--- Begin GIVEN DATA ---
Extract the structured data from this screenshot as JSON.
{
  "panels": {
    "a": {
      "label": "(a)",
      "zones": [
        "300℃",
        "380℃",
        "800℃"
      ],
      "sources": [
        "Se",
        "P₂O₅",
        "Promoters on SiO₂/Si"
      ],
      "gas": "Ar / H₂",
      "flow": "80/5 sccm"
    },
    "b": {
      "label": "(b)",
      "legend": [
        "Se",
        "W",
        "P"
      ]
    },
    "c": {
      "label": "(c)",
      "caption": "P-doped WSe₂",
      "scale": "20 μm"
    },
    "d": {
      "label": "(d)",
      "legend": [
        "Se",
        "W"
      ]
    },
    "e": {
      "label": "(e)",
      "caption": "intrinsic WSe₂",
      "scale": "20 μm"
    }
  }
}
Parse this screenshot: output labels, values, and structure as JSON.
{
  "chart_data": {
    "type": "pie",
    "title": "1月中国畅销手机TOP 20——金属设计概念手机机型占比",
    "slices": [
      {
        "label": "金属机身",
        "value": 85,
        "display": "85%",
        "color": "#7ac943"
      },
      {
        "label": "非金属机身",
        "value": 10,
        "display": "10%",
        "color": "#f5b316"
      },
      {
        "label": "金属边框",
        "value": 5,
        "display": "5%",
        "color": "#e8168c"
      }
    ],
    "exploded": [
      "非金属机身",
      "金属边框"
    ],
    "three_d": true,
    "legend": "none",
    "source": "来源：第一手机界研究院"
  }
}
--- End GIVEN DATA ---
**OBJECTIVE**
Return the lines of the records that include the string "color".

**FINISHED ANSWER**
        "color": "#7ac943"
        "color": "#f5b316"
        "color": "#e8168c"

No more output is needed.